**Exercise task:**
Write out every entry exactly as it appears.
───── Stored rows ─────
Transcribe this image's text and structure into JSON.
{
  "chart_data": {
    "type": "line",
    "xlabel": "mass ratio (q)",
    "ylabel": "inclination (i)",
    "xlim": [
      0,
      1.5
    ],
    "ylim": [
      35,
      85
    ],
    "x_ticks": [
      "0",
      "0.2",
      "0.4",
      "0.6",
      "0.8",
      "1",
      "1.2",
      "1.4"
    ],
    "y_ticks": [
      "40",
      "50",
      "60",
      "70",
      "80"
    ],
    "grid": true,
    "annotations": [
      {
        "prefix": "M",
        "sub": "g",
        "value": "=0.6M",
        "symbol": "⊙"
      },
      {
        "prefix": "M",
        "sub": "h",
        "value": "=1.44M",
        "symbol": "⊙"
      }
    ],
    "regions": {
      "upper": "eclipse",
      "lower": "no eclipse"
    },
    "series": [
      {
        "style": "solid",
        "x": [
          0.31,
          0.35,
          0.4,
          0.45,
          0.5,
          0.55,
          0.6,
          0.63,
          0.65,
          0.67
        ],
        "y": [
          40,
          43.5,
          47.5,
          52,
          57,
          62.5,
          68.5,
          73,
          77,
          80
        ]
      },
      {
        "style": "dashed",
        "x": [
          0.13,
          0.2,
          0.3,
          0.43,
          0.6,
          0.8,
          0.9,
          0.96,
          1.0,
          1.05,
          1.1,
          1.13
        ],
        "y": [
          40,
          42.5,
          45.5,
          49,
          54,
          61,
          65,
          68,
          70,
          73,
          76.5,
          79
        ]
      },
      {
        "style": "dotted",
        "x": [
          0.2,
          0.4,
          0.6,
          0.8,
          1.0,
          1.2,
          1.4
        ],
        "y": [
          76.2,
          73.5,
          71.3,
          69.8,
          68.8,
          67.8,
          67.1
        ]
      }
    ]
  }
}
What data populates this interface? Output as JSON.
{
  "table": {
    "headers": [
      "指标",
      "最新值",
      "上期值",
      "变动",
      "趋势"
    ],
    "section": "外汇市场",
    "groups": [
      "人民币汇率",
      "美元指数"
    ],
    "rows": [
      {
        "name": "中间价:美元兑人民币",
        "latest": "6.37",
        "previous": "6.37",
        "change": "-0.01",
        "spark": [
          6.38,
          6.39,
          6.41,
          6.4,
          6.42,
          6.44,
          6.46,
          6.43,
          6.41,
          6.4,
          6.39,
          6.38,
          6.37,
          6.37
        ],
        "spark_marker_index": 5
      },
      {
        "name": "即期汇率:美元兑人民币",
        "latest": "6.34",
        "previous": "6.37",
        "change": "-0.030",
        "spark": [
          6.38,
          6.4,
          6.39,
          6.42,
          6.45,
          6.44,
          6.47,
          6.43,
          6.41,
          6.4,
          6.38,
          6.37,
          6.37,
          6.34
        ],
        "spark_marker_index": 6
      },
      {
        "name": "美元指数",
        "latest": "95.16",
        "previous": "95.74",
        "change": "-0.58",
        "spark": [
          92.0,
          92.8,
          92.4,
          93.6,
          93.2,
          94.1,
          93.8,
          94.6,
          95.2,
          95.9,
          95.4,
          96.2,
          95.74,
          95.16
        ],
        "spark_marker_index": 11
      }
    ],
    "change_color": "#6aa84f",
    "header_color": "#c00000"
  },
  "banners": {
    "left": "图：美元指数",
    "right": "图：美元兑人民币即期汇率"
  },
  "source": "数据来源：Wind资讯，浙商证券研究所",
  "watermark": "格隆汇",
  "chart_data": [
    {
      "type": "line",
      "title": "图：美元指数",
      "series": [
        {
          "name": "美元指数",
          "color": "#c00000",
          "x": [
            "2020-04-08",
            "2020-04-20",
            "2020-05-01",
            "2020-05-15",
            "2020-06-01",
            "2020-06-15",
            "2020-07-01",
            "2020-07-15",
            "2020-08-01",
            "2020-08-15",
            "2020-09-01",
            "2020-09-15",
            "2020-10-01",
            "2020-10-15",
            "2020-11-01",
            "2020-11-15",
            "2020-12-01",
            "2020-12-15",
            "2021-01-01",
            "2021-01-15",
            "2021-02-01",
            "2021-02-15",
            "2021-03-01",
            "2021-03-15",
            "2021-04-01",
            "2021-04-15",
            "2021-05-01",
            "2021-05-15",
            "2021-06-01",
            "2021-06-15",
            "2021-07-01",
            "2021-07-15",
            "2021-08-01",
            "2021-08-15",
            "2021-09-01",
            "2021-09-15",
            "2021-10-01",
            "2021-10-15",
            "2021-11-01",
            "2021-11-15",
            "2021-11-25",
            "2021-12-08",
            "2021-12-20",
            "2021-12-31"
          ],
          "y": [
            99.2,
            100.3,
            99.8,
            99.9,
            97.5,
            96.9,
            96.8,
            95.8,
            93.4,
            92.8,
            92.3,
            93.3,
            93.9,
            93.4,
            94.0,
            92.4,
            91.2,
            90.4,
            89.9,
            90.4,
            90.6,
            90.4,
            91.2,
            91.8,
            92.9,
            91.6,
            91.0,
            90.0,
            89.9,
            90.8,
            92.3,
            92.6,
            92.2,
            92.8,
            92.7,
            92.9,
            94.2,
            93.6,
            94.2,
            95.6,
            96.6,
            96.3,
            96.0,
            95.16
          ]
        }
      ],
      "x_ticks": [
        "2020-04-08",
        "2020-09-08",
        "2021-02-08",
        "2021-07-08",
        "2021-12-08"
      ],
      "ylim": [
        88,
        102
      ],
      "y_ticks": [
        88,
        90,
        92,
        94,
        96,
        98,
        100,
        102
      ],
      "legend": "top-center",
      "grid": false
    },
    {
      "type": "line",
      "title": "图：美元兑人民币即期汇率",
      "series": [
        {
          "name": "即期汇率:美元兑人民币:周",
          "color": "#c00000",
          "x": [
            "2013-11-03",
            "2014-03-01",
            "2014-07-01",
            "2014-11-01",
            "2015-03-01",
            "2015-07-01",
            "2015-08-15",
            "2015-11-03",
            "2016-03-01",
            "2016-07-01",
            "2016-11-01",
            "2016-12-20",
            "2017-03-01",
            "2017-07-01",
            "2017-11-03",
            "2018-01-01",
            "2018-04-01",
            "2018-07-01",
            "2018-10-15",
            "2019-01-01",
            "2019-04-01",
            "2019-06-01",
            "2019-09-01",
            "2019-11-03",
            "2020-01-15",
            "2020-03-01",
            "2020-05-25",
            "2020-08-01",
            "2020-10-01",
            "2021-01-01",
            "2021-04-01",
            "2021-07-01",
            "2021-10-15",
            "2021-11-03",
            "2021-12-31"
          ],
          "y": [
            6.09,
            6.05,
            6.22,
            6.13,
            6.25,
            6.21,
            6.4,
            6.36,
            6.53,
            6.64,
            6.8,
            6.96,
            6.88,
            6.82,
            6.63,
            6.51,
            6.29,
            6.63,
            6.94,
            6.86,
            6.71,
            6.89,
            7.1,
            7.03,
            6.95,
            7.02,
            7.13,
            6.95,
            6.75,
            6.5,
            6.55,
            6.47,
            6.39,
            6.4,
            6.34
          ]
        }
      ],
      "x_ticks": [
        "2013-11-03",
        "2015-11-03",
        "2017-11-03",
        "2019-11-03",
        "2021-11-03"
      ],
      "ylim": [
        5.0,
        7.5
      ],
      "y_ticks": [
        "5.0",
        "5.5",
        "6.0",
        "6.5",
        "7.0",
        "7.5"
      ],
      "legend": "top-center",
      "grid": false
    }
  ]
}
─────
**Full output:**
Transcribe this image's text and structure into JSON.
{
  "chart_data": {
    "type": "line",
    "xlabel": "mass ratio (q)",
    "ylabel": "inclination (i)",
    "xlim": [
      0,
      1.5
    ],
    "ylim": [
      35,
      85
    ],
    "x_ticks": [
      "0",
      "0.2",
      "0.4",
      "0.6",
      "0.8",
      "1",
      "1.2",
      "1.4"
    ],
    "y_ticks": [
      "40",
      "50",
      "60",
      "70",
      "80"
    ],
    "grid": true,
    "annotations": [
      {
        "prefix": "M",
        "sub": "g",
        "value": "=0.6M",
        "symbol": "⊙"
      },
      {
        "prefix": "M",
        "sub": "h",
        "value": "=1.44M",
        "symbol": "⊙"
      }
    ],
    "regions": {
      "upper": "eclipse",
      "lower": "no eclipse"
    },
    "series": [
      {
        "style": "solid",
        "x": [
          0.31,
          0.35,
          0.4,
          0.45,
          0.5,
          0.55,
          0.6,
          0.63,
          0.65,
          0.67
        ],
        "y": [
          40,
          43.5,
          47.5,
          52,
          57,
          62.5,
          68.5,
          73,
          77,
          80
        ]
      },
      {
        "style": "dashed",
        "x": [
          0.13,
          0.2,
          0.3,
          0.43,
          0.6,
          0.8,
          0.9,
          0.96,
          1.0,
          1.05,
          1.1,
          1.13
        ],
        "y": [
          40,
          42.5,
          45.5,
          49,
          54,
          61,
          65,
          68,
          70,
          73,
          76.5,
          79
        ]
      },
      {
        "style": "dotted",
        "x": [
          0.2,
          0.4,
          0.6,
          0.8,
          1.0,
          1.2,
          1.4
        ],
        "y": [
          76.2,
          73.5,
          71.3,
          69.8,
          68.8,
          67.8,
          67.1
        ]
      }
    ]
  }
}
What data populates this interface? Output as JSON.
{
  "table": {
    "headers": [
      "指标",
      "最新值",
      "上期值",
      "变动",
      "趋势"
    ],
    "section": "外汇市场",
    "groups": [
      "人民币汇率",
      "美元指数"
    ],
    "rows": [
      {
        "name": "中间价:美元兑人民币",
        "latest": "6.37",
        "previous": "6.37",
        "change": "-0.01",
        "spark": [
          6.38,
          6.39,
          6.41,
          6.4,
          6.42,
          6.44,
          6.46,
          6.43,
          6.41,
          6.4,
          6.39,
          6.38,
          6.37,
          6.37
        ],
        "spark_marker_index": 5
      },
      {
        "name": "即期汇率:美元兑人民币",
        "latest": "6.34",
        "previous": "6.37",
        "change": "-0.030",
        "spark": [
          6.38,
          6.4,
          6.39,
          6.42,
          6.45,
          6.44,
          6.47,
          6.43,
          6.41,
          6.4,
          6.38,
          6.37,
          6.37,
          6.34
        ],
        "spark_marker_index": 6
      },
      {
        "name": "美元指数",
        "latest": "95.16",
        "previous": "95.74",
        "change": "-0.58",
        "spark": [
          92.0,
          92.8,
          92.4,
          93.6,
          93.2,
          94.1,
          93.8,
          94.6,
          95.2,
          95.9,
          95.4,
          96.2,
          95.74,
          95.16
        ],
        "spark_marker_index": 11
      }
    ],
    "change_color": "#6aa84f",
    "header_color": "#c00000"
  },
  "banners": {
    "left": "图：美元指数",
    "right": "图：美元兑人民币即期汇率"
  },
  "source": "数据来源：Wind资讯，浙商证券研究所",
  "watermark": "格隆汇",
  "chart_data": [
    {
      "type": "line",
      "title": "图：美元指数",
      "series": [
        {
          "name": "美元指数",
          "color": "#c00000",
          "x": [
            "2020-04-08",
            "2020-04-20",
            "2020-05-01",
            "2020-05-15",
            "2020-06-01",
            "2020-06-15",
            "2020-07-01",
            "2020-07-15",
            "2020-08-01",
            "2020-08-15",
            "2020-09-01",
            "2020-09-15",
            "2020-10-01",
            "2020-10-15",
            "2020-11-01",
            "2020-11-15",
            "2020-12-01",
            "2020-12-15",
            "2021-01-01",
            "2021-01-15",
            "2021-02-01",
            "2021-02-15",
            "2021-03-01",
            "2021-03-15",
            "2021-04-01",
            "2021-04-15",
            "2021-05-01",
            "2021-05-15",
            "2021-06-01",
            "2021-06-15",
            "2021-07-01",
            "2021-07-15",
            "2021-08-01",
            "2021-08-15",
            "2021-09-01",
            "2021-09-15",
            "2021-10-01",
            "2021-10-15",
            "2021-11-01",
            "2021-11-15",
            "2021-11-25",
            "2021-12-08",
            "2021-12-20",
            "2021-12-31"
          ],
          "y": [
            99.2,
            100.3,
            99.8,
            99.9,
            97.5,
            96.9,
            96.8,
            95.8,
            93.4,
            92.8,
            92.3,
            93.3,
            93.9,
            93.4,
            94.0,
            92.4,
            91.2,
            90.4,
            89.9,
            90.4,
            90.6,
            90.4,
            91.2,
            91.8,
            92.9,
            91.6,
            91.0,
            90.0,
            89.9,
            90.8,
            92.3,
            92.6,
            92.2,
            92.8,
            92.7,
            92.9,
            94.2,
            93.6,
            94.2,
            95.6,
            96.6,
            96.3,
            96.0,
            95.16
          ]
        }
      ],
      "x_ticks": [
        "2020-04-08",
        "2020-09-08",
        "2021-02-08",
        "2021-07-08",
        "2021-12-08"
      ],
      "ylim": [
        88,
        102
      ],
      "y_ticks": [
        88,
        90,
        92,
        94,
        96,
        98,
        100,
        102
      ],
      "legend": "top-center",
      "grid": false
    },
    {
      "type": "line",
      "title": "图：美元兑人民币即期汇率",
      "series": [
        {
          "name": "即期汇率:美元兑人民币:周",
          "color": "#c00000",
          "x": [
            "2013-11-03",
            "2014-03-01",
            "2014-07-01",
            "2014-11-01",
            "2015-03-01",
            "2015-07-01",
            "2015-08-15",
            "2015-11-03",
            "2016-03-01",
            "2016-07-01",
            "2016-11-01",
            "2016-12-20",
            "2017-03-01",
            "2017-07-01",
            "2017-11-03",
            "2018-01-01",
            "2018-04-01",
            "2018-07-01",
            "2018-10-15",
            "2019-01-01",
            "2019-04-01",
            "2019-06-01",
            "2019-09-01",
            "2019-11-03",
            "2020-01-15",
            "2020-03-01",
            "2020-05-25",
            "2020-08-01",
            "2020-10-01",
            "2021-01-01",
            "2021-04-01",
            "2021-07-01",
            "2021-10-15",
            "2021-11-03",
            "2021-12-31"
          ],
          "y": [
            6.09,
            6.05,
            6.22,
            6.13,
            6.25,
            6.21,
            6.4,
            6.36,
            6.53,
            6.64,
            6.8,
            6.96,
            6.88,
            6.82,
            6.63,
            6.51,
            6.29,
            6.63,
            6.94,
            6.86,
            6.71,
            6.89,
            7.1,
            7.03,
            6.95,
            7.02,
            7.13,
            6.95,
            6.75,
            6.5,
            6.55,
            6.47,
            6.39,
            6.4,
            6.34
          ]
        }
      ],
      "x_ticks": [
        "2013-11-03",
        "2015-11-03",
        "2017-11-03",
        "2019-11-03",
        "2021-11-03"
      ],
      "ylim": [
        5.0,
        7.5
      ],
      "y_ticks": [
        "5.0",
        "5.5",
        "6.0",
        "6.5",
        "7.0",
        "7.5"
      ],
      "legend": "top-center",
      "grid": false
    }
  ]
}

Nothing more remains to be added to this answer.